What the task requires >>
In the records that follow, show each line where the word "соевой" is present.

—————

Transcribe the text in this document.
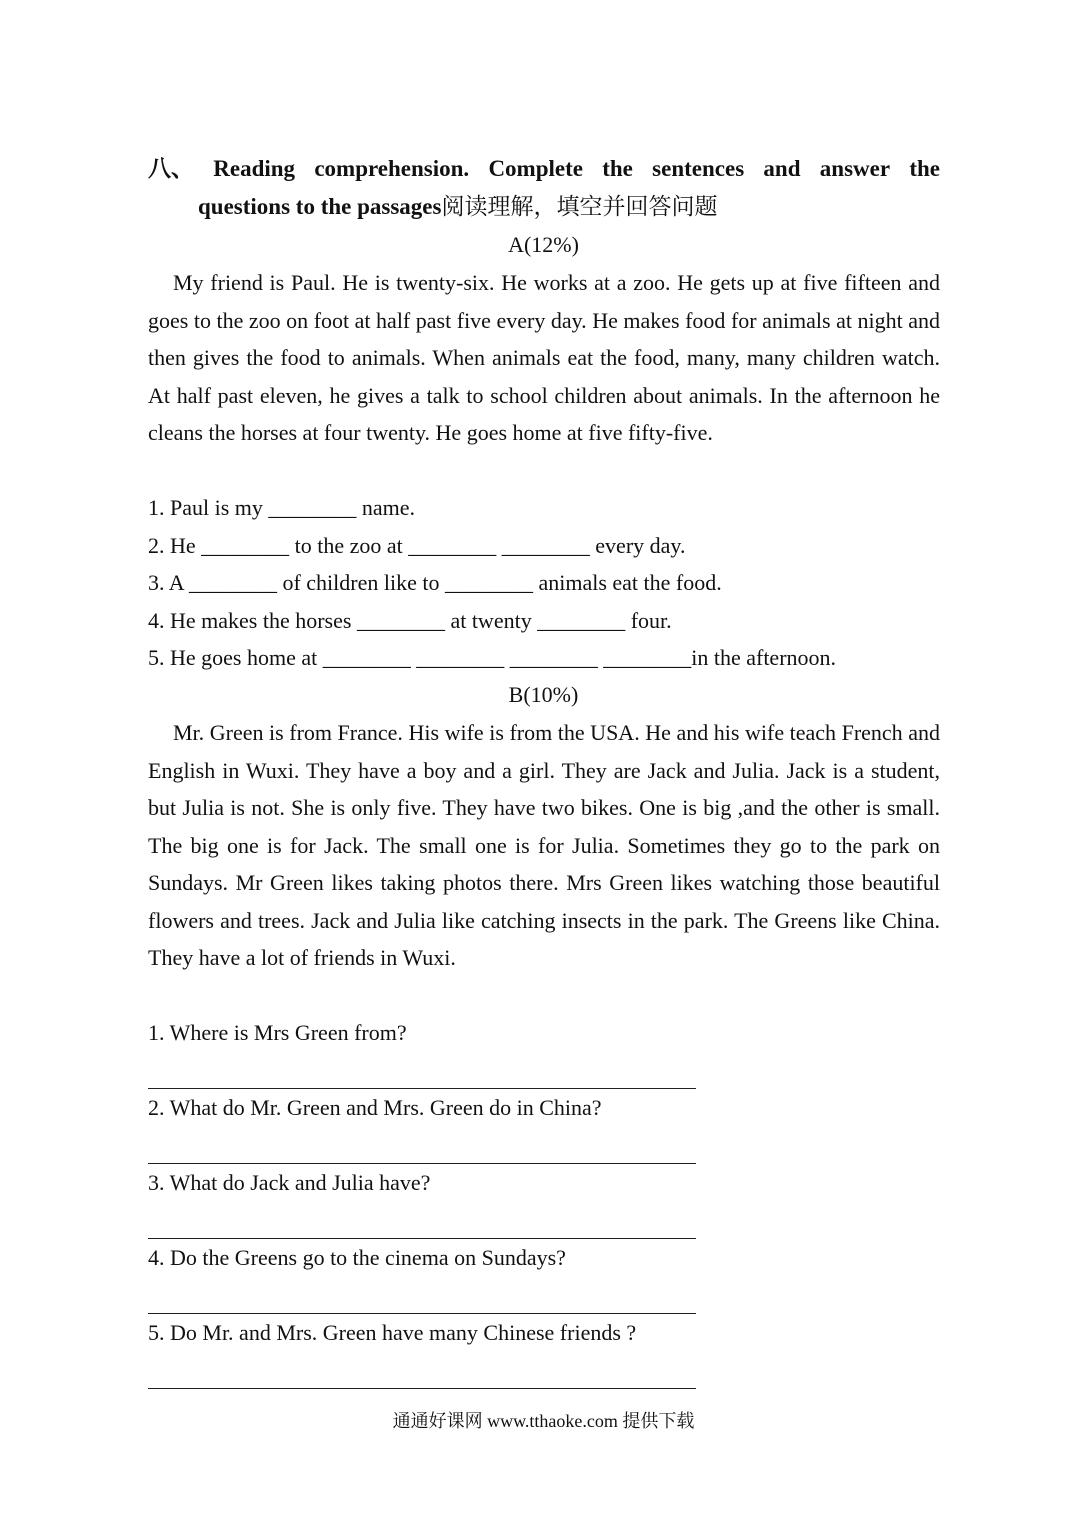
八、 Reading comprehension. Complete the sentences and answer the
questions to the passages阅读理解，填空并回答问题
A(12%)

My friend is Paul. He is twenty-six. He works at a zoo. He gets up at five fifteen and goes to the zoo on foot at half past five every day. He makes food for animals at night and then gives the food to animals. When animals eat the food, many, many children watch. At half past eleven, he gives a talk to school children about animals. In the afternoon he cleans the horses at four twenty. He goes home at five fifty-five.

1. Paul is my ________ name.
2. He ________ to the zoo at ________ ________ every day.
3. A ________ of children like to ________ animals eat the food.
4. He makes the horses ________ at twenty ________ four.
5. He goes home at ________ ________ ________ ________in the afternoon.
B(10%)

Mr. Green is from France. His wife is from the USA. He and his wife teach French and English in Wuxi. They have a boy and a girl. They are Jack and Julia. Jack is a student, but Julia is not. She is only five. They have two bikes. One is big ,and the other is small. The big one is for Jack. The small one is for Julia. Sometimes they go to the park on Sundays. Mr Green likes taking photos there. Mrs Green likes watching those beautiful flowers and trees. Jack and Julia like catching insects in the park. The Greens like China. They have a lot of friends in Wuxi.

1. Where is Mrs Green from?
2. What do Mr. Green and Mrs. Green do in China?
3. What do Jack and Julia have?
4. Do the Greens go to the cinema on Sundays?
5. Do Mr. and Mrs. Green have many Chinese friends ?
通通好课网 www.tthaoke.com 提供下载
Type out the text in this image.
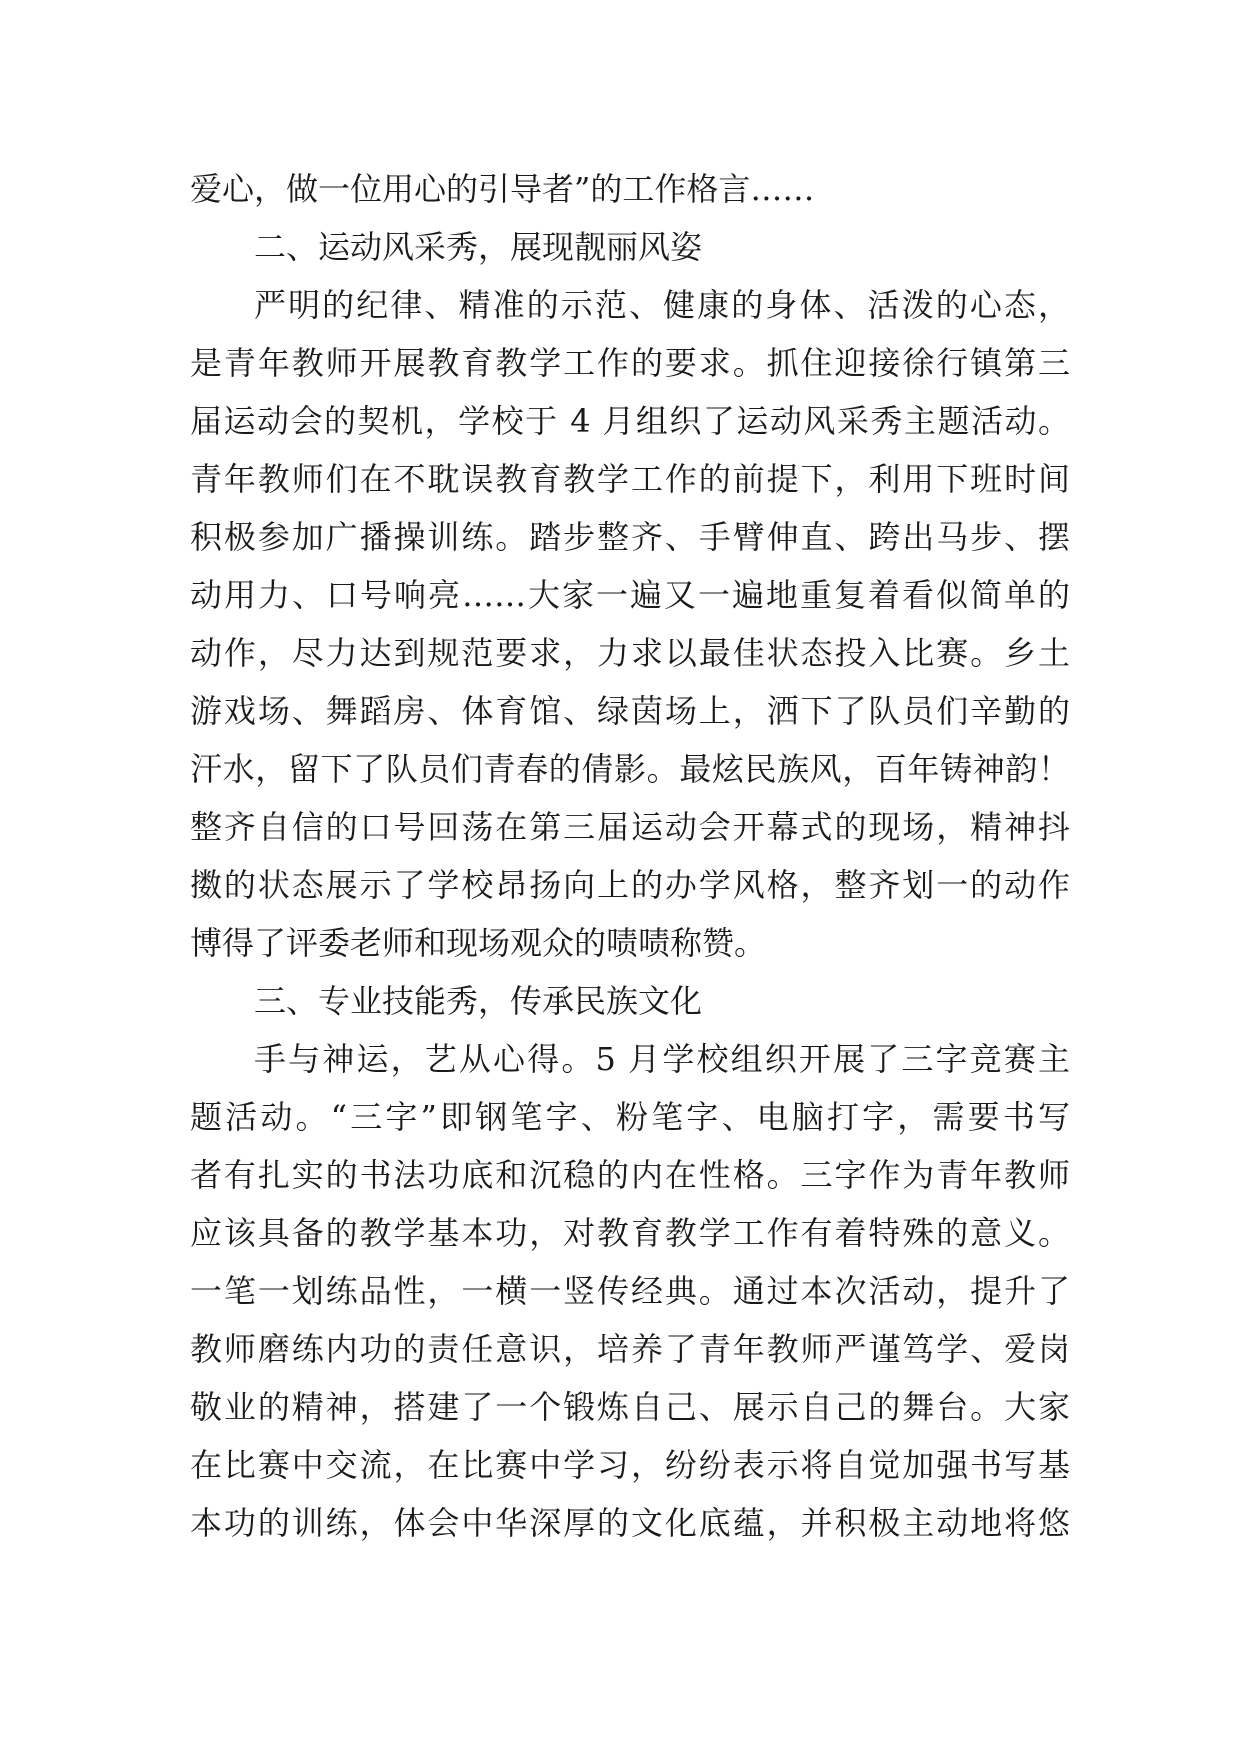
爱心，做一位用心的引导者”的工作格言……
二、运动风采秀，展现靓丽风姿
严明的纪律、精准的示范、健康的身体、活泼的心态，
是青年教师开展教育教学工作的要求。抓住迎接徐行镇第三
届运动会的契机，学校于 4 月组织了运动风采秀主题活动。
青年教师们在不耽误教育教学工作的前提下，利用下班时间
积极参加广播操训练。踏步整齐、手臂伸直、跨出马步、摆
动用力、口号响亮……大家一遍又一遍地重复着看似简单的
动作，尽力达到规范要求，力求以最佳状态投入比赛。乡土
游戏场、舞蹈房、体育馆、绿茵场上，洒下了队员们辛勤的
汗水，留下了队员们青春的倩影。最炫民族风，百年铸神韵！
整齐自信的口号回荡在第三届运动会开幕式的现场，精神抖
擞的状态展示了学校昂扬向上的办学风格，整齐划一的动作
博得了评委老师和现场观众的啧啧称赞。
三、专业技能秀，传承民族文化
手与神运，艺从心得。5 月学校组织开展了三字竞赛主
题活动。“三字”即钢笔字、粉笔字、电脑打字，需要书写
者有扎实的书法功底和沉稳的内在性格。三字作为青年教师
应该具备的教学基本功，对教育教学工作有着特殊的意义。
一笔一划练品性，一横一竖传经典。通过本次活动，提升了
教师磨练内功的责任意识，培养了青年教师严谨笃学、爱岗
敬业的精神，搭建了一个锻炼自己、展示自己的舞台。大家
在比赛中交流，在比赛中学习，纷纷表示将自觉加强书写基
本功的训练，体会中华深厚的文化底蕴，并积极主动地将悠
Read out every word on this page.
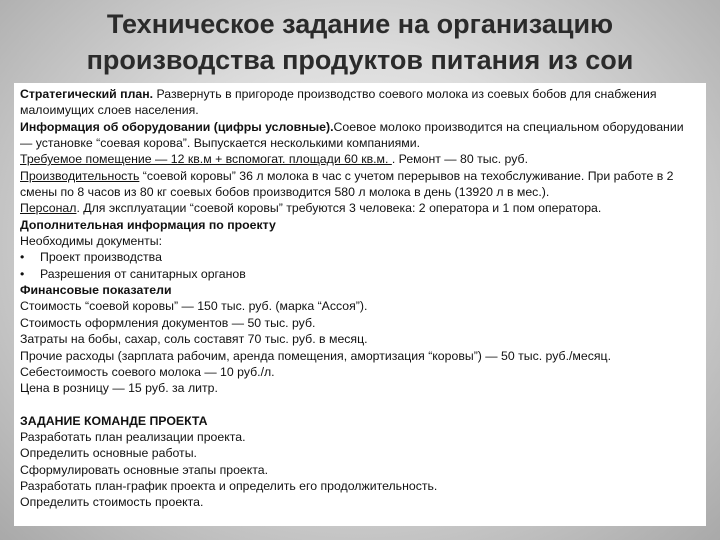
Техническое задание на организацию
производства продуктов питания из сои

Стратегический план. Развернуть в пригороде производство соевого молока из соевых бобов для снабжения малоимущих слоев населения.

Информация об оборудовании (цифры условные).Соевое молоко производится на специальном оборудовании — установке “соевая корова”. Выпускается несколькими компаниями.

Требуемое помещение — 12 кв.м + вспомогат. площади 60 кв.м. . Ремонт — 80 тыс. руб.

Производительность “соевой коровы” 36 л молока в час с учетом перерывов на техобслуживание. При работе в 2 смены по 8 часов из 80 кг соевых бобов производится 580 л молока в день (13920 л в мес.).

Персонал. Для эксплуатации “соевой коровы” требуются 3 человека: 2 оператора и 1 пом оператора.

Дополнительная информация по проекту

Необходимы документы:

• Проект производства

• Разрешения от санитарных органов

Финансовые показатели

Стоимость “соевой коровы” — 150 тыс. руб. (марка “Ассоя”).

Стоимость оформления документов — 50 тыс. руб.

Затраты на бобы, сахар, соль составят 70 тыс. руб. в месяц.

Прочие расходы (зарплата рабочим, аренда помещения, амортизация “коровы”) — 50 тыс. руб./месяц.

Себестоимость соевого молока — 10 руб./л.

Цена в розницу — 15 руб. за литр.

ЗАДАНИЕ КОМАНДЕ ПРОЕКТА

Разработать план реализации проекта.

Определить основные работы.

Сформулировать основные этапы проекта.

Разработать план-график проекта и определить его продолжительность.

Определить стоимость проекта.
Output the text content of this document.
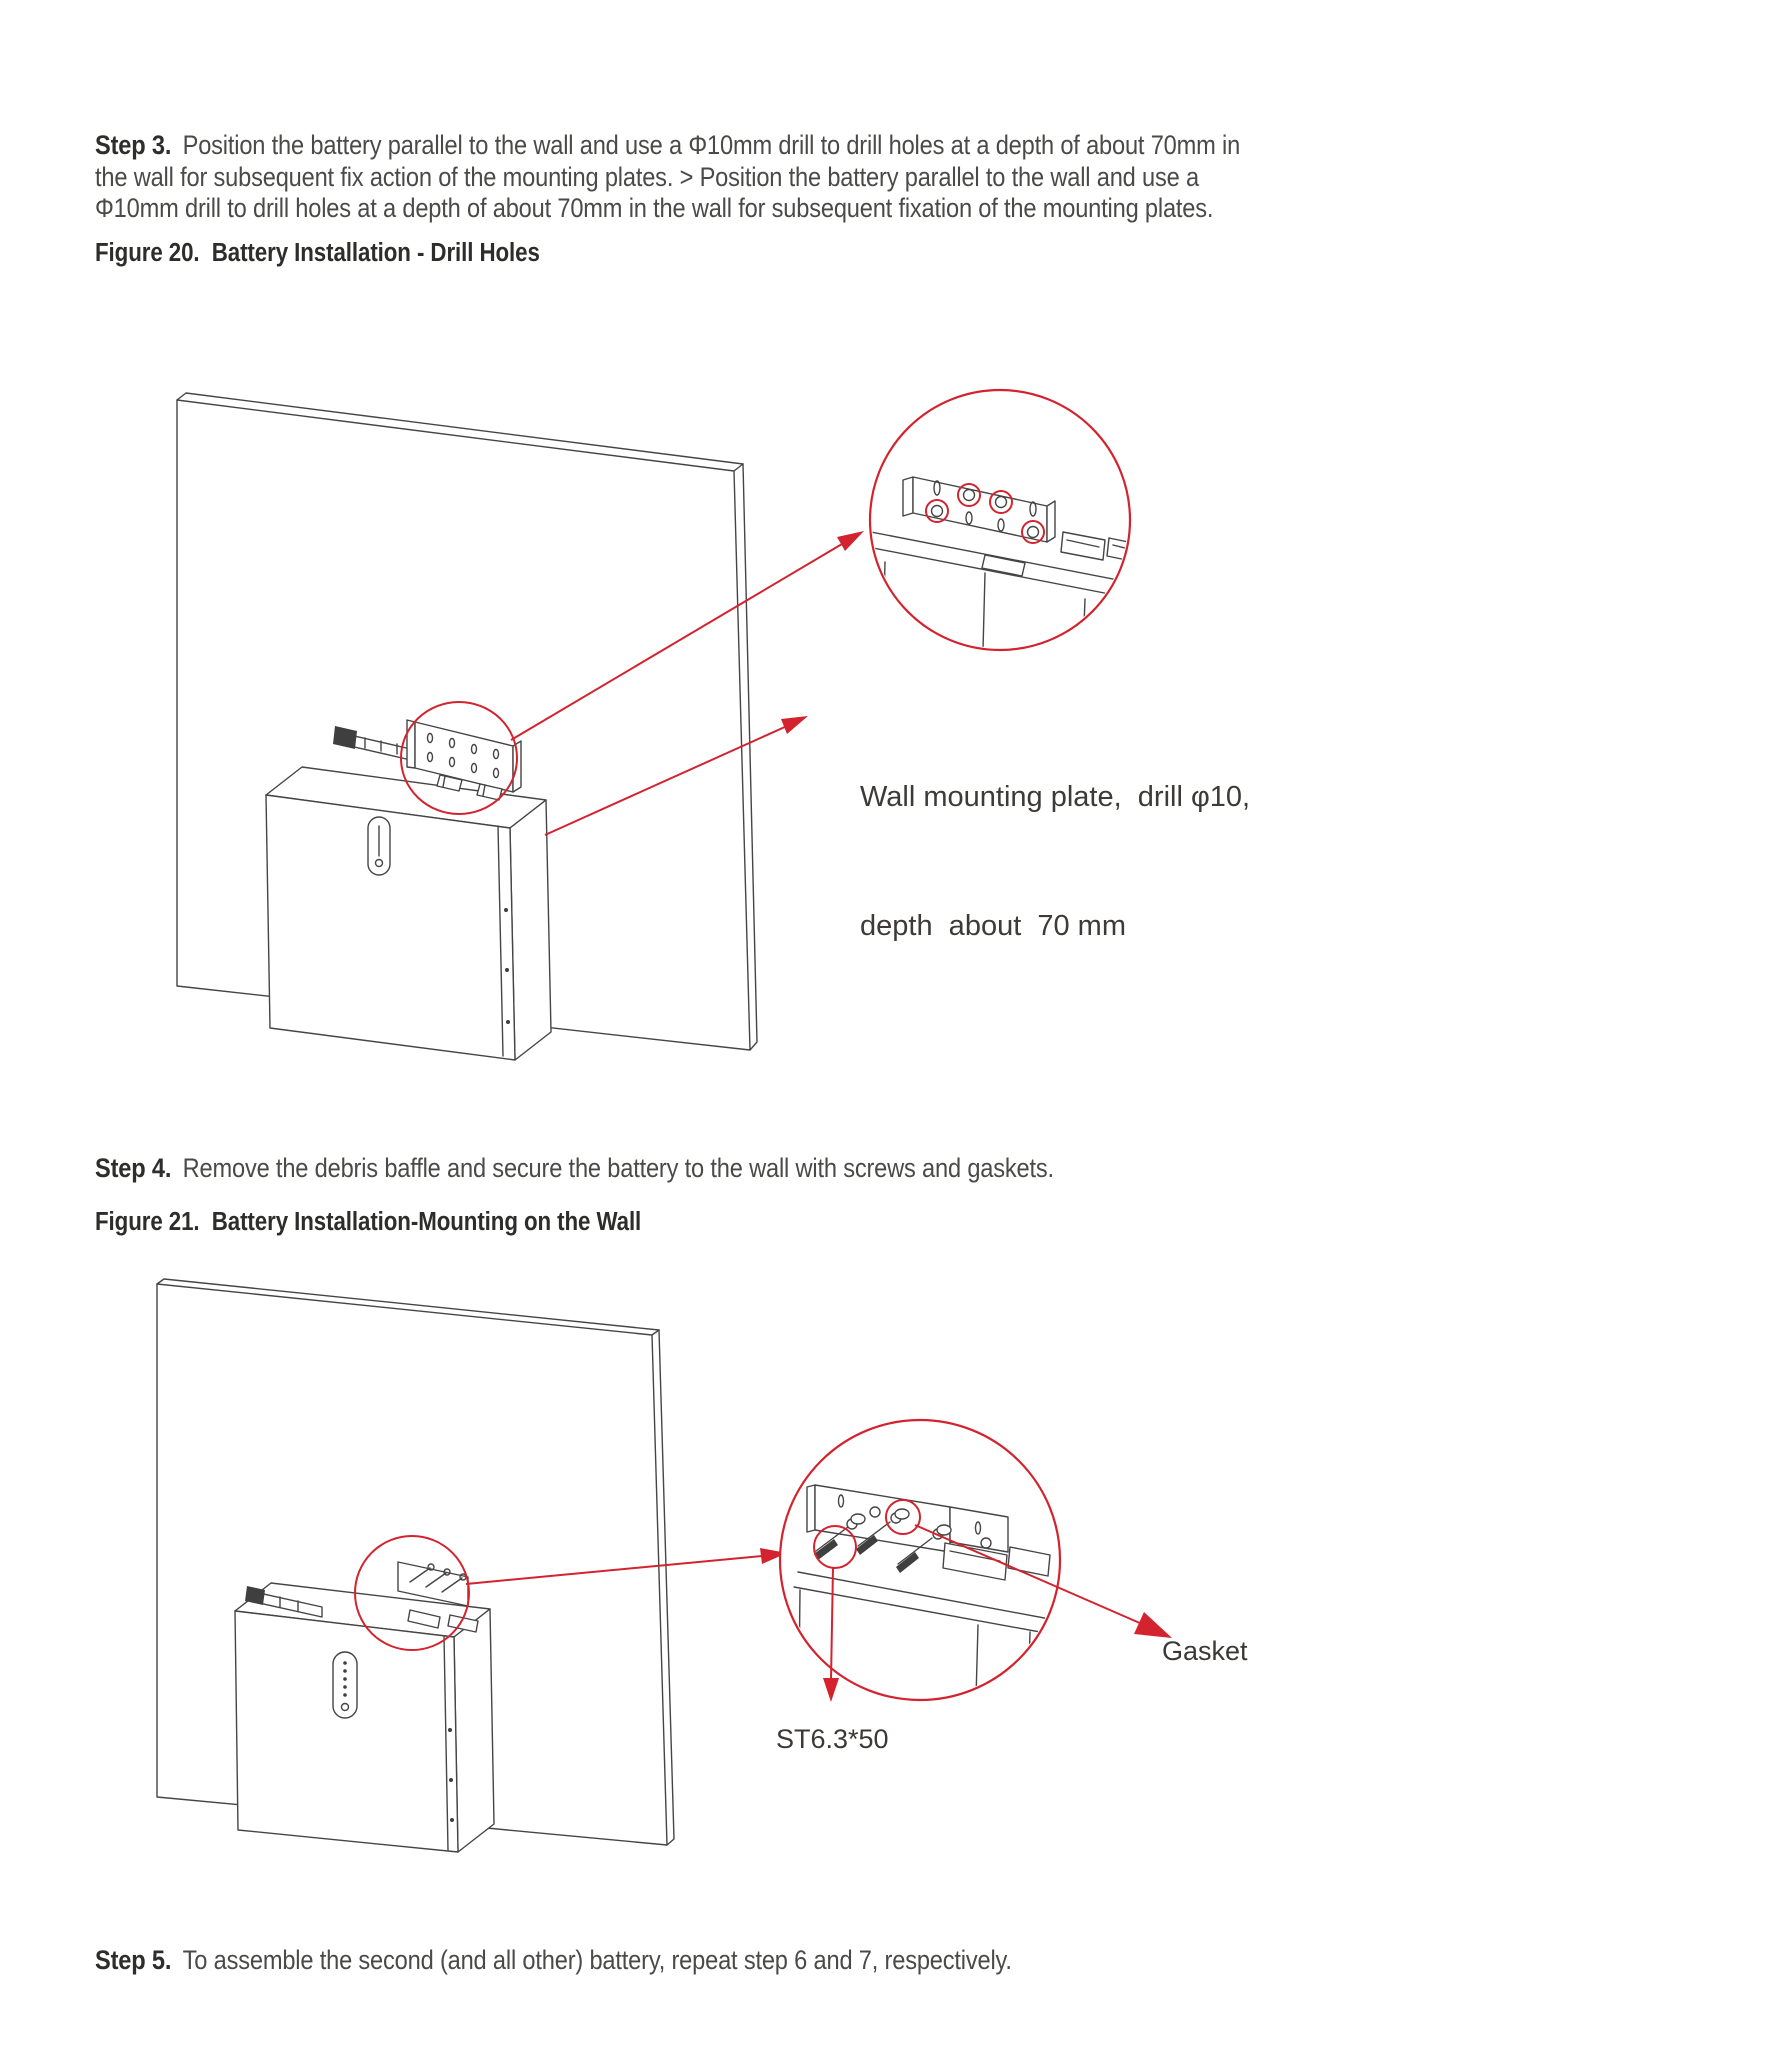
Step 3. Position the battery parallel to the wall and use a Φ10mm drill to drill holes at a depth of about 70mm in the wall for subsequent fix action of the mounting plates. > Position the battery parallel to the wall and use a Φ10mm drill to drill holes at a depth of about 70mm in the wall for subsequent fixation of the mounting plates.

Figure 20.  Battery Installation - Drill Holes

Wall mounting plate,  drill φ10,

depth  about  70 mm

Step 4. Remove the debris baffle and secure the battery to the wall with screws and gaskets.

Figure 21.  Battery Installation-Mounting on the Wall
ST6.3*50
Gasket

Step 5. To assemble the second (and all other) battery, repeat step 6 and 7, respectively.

—————

Exercise solution >>
Производительность “соевой коровы” 36 л молока в час с учетом перерывов на техобслуживание. При работе в 2 смены по 8 часов из 80 кг соевых бобов производится 580 л молока в день (13920 л в мес.).
Персонал. Для эксплуатации “соевой коровы” требуются 3 человека: 2 оператора и 1 пом оператора.
Стоимость “соевой коровы” — 150 тыс. руб. (марка “Ассоя”).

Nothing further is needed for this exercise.